▸ **Exercise requirements**
Below is a listing; reproduce each line of it exactly.

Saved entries
====================

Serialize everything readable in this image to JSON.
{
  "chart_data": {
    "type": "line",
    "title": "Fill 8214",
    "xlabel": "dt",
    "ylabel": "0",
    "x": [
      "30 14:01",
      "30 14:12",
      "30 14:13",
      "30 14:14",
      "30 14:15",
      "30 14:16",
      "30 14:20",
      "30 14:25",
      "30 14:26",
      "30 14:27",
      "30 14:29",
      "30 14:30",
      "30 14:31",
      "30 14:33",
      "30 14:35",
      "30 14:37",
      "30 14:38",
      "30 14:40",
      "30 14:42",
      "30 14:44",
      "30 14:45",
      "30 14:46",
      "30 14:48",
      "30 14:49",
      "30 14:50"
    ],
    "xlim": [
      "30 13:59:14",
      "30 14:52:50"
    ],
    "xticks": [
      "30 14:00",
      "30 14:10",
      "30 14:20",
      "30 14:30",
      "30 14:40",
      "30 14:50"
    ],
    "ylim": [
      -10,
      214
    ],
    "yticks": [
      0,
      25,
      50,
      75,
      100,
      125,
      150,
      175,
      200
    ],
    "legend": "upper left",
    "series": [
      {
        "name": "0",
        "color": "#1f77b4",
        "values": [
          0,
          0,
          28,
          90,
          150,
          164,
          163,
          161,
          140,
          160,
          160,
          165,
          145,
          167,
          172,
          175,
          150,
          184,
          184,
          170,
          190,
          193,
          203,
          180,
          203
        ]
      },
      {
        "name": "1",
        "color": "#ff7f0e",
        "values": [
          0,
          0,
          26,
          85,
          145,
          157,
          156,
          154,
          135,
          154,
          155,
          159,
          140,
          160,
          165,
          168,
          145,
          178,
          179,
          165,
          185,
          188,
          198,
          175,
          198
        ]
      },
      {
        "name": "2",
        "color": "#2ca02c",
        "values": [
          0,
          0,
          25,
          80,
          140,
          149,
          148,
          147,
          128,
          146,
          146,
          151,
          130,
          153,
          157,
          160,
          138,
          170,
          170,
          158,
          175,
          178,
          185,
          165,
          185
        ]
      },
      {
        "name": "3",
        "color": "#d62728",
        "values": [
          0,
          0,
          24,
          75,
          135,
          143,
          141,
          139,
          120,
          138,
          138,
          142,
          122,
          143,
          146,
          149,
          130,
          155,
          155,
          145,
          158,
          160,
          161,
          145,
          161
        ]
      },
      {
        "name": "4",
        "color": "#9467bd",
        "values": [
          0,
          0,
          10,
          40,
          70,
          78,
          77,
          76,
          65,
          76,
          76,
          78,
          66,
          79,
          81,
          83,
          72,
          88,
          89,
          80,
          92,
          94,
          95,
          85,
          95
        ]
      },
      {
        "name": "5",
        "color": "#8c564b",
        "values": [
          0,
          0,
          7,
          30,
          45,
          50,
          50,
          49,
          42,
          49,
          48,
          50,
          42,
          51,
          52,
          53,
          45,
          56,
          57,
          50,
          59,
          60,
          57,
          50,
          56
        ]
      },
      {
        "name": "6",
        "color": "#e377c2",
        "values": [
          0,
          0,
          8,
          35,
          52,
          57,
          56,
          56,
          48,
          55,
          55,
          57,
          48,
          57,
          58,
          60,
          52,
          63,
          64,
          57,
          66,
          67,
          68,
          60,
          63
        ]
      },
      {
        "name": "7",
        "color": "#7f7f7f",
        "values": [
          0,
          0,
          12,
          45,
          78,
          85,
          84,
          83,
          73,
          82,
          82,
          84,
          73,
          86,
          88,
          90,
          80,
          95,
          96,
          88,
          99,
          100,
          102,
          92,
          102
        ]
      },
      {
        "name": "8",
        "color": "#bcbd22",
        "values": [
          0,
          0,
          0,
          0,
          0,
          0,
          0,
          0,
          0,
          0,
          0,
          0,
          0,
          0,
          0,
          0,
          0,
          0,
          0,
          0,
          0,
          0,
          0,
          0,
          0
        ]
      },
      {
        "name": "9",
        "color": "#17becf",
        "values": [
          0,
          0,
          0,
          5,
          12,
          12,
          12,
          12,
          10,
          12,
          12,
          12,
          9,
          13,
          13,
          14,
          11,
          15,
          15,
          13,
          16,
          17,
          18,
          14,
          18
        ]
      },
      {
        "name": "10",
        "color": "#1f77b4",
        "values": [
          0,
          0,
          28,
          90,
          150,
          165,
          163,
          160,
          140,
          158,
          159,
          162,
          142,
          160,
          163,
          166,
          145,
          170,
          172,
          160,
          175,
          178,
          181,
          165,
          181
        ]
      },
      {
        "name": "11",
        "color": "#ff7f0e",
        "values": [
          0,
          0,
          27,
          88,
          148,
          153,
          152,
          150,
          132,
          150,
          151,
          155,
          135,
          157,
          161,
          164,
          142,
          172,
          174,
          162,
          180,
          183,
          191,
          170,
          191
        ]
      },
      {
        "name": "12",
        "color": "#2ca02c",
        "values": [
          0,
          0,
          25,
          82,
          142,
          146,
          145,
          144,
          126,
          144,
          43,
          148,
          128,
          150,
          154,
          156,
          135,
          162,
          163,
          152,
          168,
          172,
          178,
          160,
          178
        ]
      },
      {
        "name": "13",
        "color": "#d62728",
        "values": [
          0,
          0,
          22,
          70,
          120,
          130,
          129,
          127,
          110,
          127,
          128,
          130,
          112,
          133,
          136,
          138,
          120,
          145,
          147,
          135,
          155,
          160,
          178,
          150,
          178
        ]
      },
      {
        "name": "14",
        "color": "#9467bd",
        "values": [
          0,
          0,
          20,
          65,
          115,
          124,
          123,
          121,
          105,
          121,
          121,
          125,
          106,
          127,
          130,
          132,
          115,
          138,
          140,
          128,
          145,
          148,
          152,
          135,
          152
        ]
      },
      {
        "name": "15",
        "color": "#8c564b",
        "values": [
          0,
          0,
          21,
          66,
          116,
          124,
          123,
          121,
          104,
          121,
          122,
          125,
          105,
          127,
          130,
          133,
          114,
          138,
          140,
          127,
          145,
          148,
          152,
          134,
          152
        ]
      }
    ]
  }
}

====================

▸ **Result of the exercise**
Serialize everything readable in this image to JSON.
{
  "chart_data": {
    "type": "line",
    "title": "Fill 8214",
    "xlabel": "dt",
    "ylabel": "0",
    "x": [
      "30 14:01",
      "30 14:12",
      "30 14:13",
      "30 14:14",
      "30 14:15",
      "30 14:16",
      "30 14:20",
      "30 14:25",
      "30 14:26",
      "30 14:27",
      "30 14:29",
      "30 14:30",
      "30 14:31",
      "30 14:33",
      "30 14:35",
      "30 14:37",
      "30 14:38",
      "30 14:40",
      "30 14:42",
      "30 14:44",
      "30 14:45",
      "30 14:46",
      "30 14:48",
      "30 14:49",
      "30 14:50"
    ],
    "xlim": [
      "30 13:59:14",
      "30 14:52:50"
    ],
    "xticks": [
      "30 14:00",
      "30 14:10",
      "30 14:20",
      "30 14:30",
      "30 14:40",
      "30 14:50"
    ],
    "ylim": [
      -10,
      214
    ],
    "yticks": [
      0,
      25,
      50,
      75,
      100,
      125,
      150,
      175,
      200
    ],
    "legend": "upper left",
    "series": [
      {
        "name": "0",
        "color": "#1f77b4",
        "values": [
          0,
          0,
          28,
          90,
          150,
          164,
          163,
          161,
          140,
          160,
          160,
          165,
          145,
          167,
          172,
          175,
          150,
          184,
          184,
          170,
          190,
          193,
          203,
          180,
          203
        ]
      },
      {
        "name": "1",
        "color": "#ff7f0e",
        "values": [
          0,
          0,
          26,
          85,
          145,
          157,
          156,
          154,
          135,
          154,
          155,
          159,
          140,
          160,
          165,
          168,
          145,
          178,
          179,
          165,
          185,
          188,
          198,
          175,
          198
        ]
      },
      {
        "name": "2",
        "color": "#2ca02c",
        "values": [
          0,
          0,
          25,
          80,
          140,
          149,
          148,
          147,
          128,
          146,
          146,
          151,
          130,
          153,
          157,
          160,
          138,
          170,
          170,
          158,
          175,
          178,
          185,
          165,
          185
        ]
      },
      {
        "name": "3",
        "color": "#d62728",
        "values": [
          0,
          0,
          24,
          75,
          135,
          143,
          141,
          139,
          120,
          138,
          138,
          142,
          122,
          143,
          146,
          149,
          130,
          155,
          155,
          145,
          158,
          160,
          161,
          145,
          161
        ]
      },
      {
        "name": "4",
        "color": "#9467bd",
        "values": [
          0,
          0,
          10,
          40,
          70,
          78,
          77,
          76,
          65,
          76,
          76,
          78,
          66,
          79,
          81,
          83,
          72,
          88,
          89,
          80,
          92,
          94,
          95,
          85,
          95
        ]
      },
      {
        "name": "5",
        "color": "#8c564b",
        "values": [
          0,
          0,
          7,
          30,
          45,
          50,
          50,
          49,
          42,
          49,
          48,
          50,
          42,
          51,
          52,
          53,
          45,
          56,
          57,
          50,
          59,
          60,
          57,
          50,
          56
        ]
      },
      {
        "name": "6",
        "color": "#e377c2",
        "values": [
          0,
          0,
          8,
          35,
          52,
          57,
          56,
          56,
          48,
          55,
          55,
          57,
          48,
          57,
          58,
          60,
          52,
          63,
          64,
          57,
          66,
          67,
          68,
          60,
          63
        ]
      },
      {
        "name": "7",
        "color": "#7f7f7f",
        "values": [
          0,
          0,
          12,
          45,
          78,
          85,
          84,
          83,
          73,
          82,
          82,
          84,
          73,
          86,
          88,
          90,
          80,
          95,
          96,
          88,
          99,
          100,
          102,
          92,
          102
        ]
      },
      {
        "name": "8",
        "color": "#bcbd22",
        "values": [
          0,
          0,
          0,
          0,
          0,
          0,
          0,
          0,
          0,
          0,
          0,
          0,
          0,
          0,
          0,
          0,
          0,
          0,
          0,
          0,
          0,
          0,
          0,
          0,
          0
        ]
      },
      {
        "name": "9",
        "color": "#17becf",
        "values": [
          0,
          0,
          0,
          5,
          12,
          12,
          12,
          12,
          10,
          12,
          12,
          12,
          9,
          13,
          13,
          14,
          11,
          15,
          15,
          13,
          16,
          17,
          18,
          14,
          18
        ]
      },
      {
        "name": "10",
        "color": "#1f77b4",
        "values": [
          0,
          0,
          28,
          90,
          150,
          165,
          163,
          160,
          140,
          158,
          159,
          162,
          142,
          160,
          163,
          166,
          145,
          170,
          172,
          160,
          175,
          178,
          181,
          165,
          181
        ]
      },
      {
        "name": "11",
        "color": "#ff7f0e",
        "values": [
          0,
          0,
          27,
          88,
          148,
          153,
          152,
          150,
          132,
          150,
          151,
          155,
          135,
          157,
          161,
          164,
          142,
          172,
          174,
          162,
          180,
          183,
          191,
          170,
          191
        ]
      },
      {
        "name": "12",
        "color": "#2ca02c",
        "values": [
          0,
          0,
          25,
          82,
          142,
          146,
          145,
          144,
          126,
          144,
          43,
          148,
          128,
          150,
          154,
          156,
          135,
          162,
          163,
          152,
          168,
          172,
          178,
          160,
          178
        ]
      },
      {
        "name": "13",
        "color": "#d62728",
        "values": [
          0,
          0,
          22,
          70,
          120,
          130,
          129,
          127,
          110,
          127,
          128,
          130,
          112,
          133,
          136,
          138,
          120,
          145,
          147,
          135,
          155,
          160,
          178,
          150,
          178
        ]
      },
      {
        "name": "14",
        "color": "#9467bd",
        "values": [
          0,
          0,
          20,
          65,
          115,
          124,
          123,
          121,
          105,
          121,
          121,
          125,
          106,
          127,
          130,
          132,
          115,
          138,
          140,
          128,
          145,
          148,
          152,
          135,
          152
        ]
      },
      {
        "name": "15",
        "color": "#8c564b",
        "values": [
          0,
          0,
          21,
          66,
          116,
          124,
          123,
          121,
          104,
          121,
          122,
          125,
          105,
          127,
          130,
          133,
          114,
          138,
          140,
          127,
          145,
          148,
          152,
          134,
          152
        ]
      }
    ]
  }
}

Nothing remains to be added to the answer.